■ EXERCISE OBJECTIVE: Quote all of the data exactly as given. Skip every picture it contains.

--- Begin ---

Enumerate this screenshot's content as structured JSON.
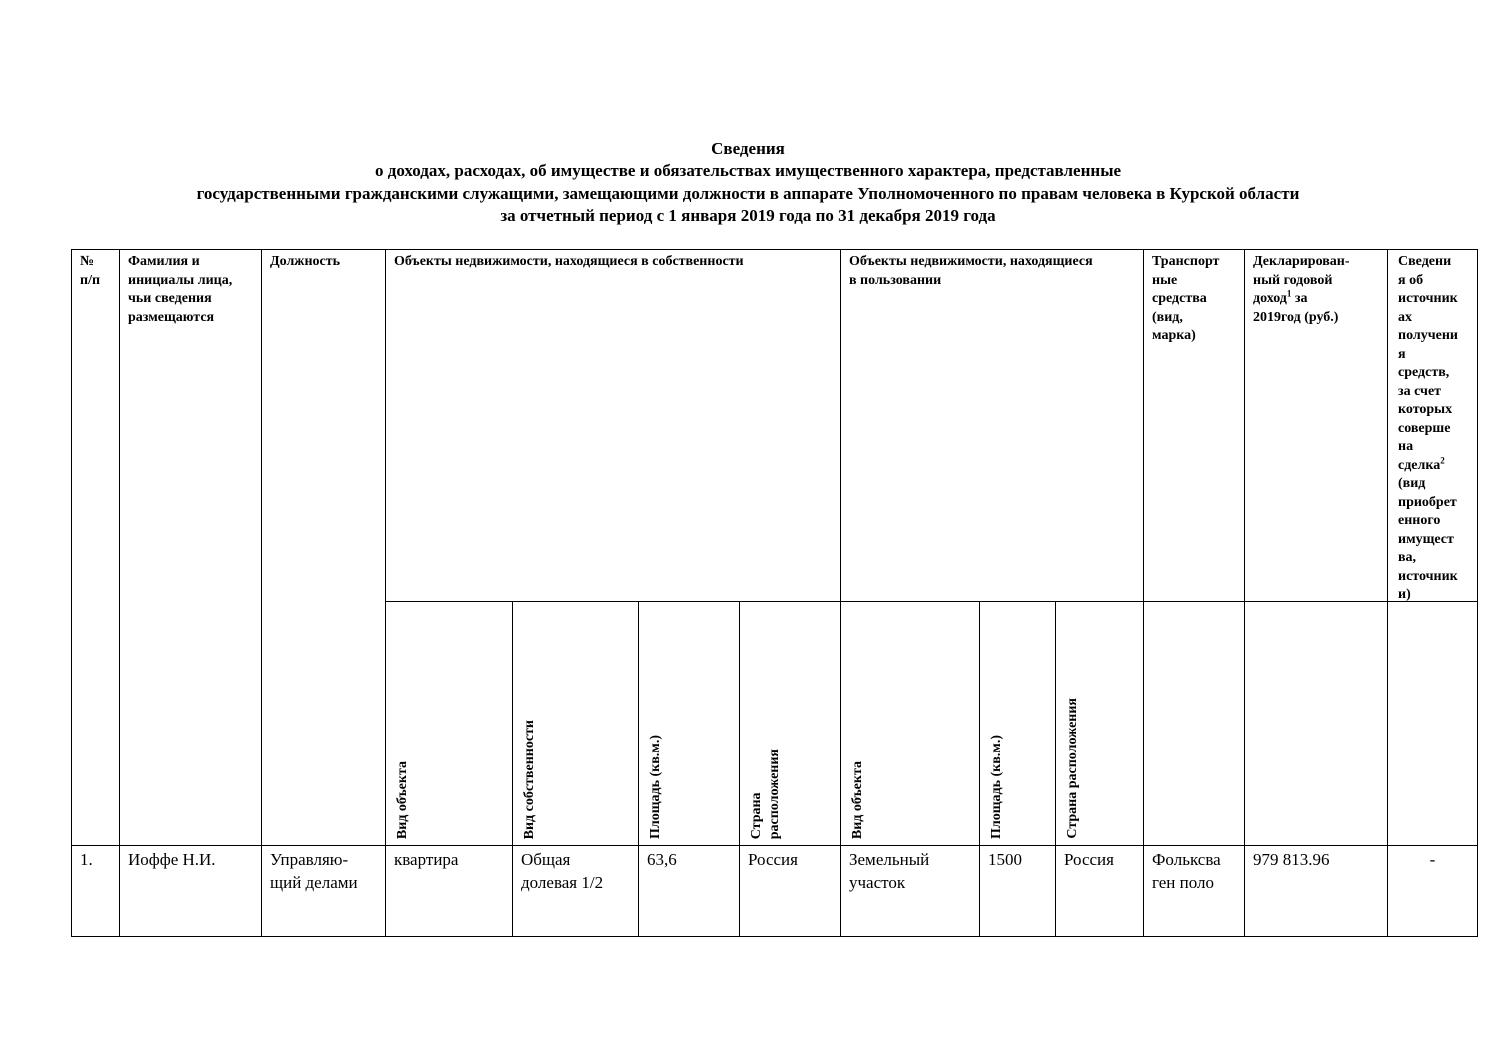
{
  "title": {
    "line1": "Сведения",
    "line2": "о доходах, расходах, об имуществе и обязательствах имущественного характера, представленные",
    "line3": "государственными гражданскими служащими, замещающими должности в аппарате Уполномоченного по правам человека в Курской области",
    "line4": "за отчетный период с 1 января 2019 года по 31 декабря 2019 года"
  },
  "headers": {
    "num": "№\nп/п",
    "name": "Фамилия и\nинициалы лица,\nчьи сведения\nразмещаются",
    "position": "Должность",
    "owned": "Объекты недвижимости, находящиеся в собственности",
    "used": "Объекты недвижимости, находящиеся\nв пользовании",
    "transport": "Транспорт\nные\nсредства\n (вид,\nмарка)",
    "income_pre": "Декларирован-\nный годовой\nдоход",
    "income_sup": "1",
    "income_post": " за\n2019год (руб.)",
    "sources_pre": "Сведени\nя об\nисточник\nах\nполучени\nя\nсредств,\nза счет\nкоторых\nсоверше\nна\nсделка",
    "sources_sup": "2",
    "sources_post": "\n(вид\nприобрет\nенного\nимущест\nва,\nисточник\nи)",
    "owned_sub": [
      "Вид объекта",
      "Вид собственности",
      "Площадь (кв.м.)",
      "Страна\nрасположения"
    ],
    "used_sub": [
      "Вид объекта",
      "Площадь (кв.м.)",
      "Страна расположения"
    ]
  },
  "rows": [
    {
      "num": "1.",
      "name": "Иоффе Н.И.",
      "position": "Управляю-\nщий делами",
      "owned_type": "квартира",
      "owned_ownership": "Общая\nдолевая 1/2",
      "owned_area": "63,6",
      "owned_country": "Россия",
      "used_type": "Земельный\nучасток",
      "used_area": "1500",
      "used_country": "Россия",
      "transport": "Фольксва\nген поло",
      "income": "979 813.96",
      "sources": "-"
    }
  ]
}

--- End ---

■ THE SOLUTION:
Enumerate this screenshot's content as structured JSON.
{
  "title": {
    "line1": "Сведения",
    "line2": "о доходах, расходах, об имуществе и обязательствах имущественного характера, представленные",
    "line3": "государственными гражданскими служащими, замещающими должности в аппарате Уполномоченного по правам человека в Курской области",
    "line4": "за отчетный период с 1 января 2019 года по 31 декабря 2019 года"
  },
  "headers": {
    "num": "№\nп/п",
    "name": "Фамилия и\nинициалы лица,\nчьи сведения\nразмещаются",
    "position": "Должность",
    "owned": "Объекты недвижимости, находящиеся в собственности",
    "used": "Объекты недвижимости, находящиеся\nв пользовании",
    "transport": "Транспорт\nные\nсредства\n (вид,\nмарка)",
    "income_pre": "Декларирован-\nный годовой\nдоход",
    "income_sup": "1",
    "income_post": " за\n2019год (руб.)",
    "sources_pre": "Сведени\nя об\nисточник\nах\nполучени\nя\nсредств,\nза счет\nкоторых\nсоверше\nна\nсделка",
    "sources_sup": "2",
    "sources_post": "\n(вид\nприобрет\nенного\nимущест\nва,\nисточник\nи)",
    "owned_sub": [
      "Вид объекта",
      "Вид собственности",
      "Площадь (кв.м.)",
      "Страна\nрасположения"
    ],
    "used_sub": [
      "Вид объекта",
      "Площадь (кв.м.)",
      "Страна расположения"
    ]
  },
  "rows": [
    {
      "num": "1.",
      "name": "Иоффе Н.И.",
      "position": "Управляю-\nщий делами",
      "owned_type": "квартира",
      "owned_ownership": "Общая\nдолевая 1/2",
      "owned_area": "63,6",
      "owned_country": "Россия",
      "used_type": "Земельный\nучасток",
      "used_area": "1500",
      "used_country": "Россия",
      "transport": "Фольксва\nген поло",
      "income": "979 813.96",
      "sources": "-"
    }
  ]
}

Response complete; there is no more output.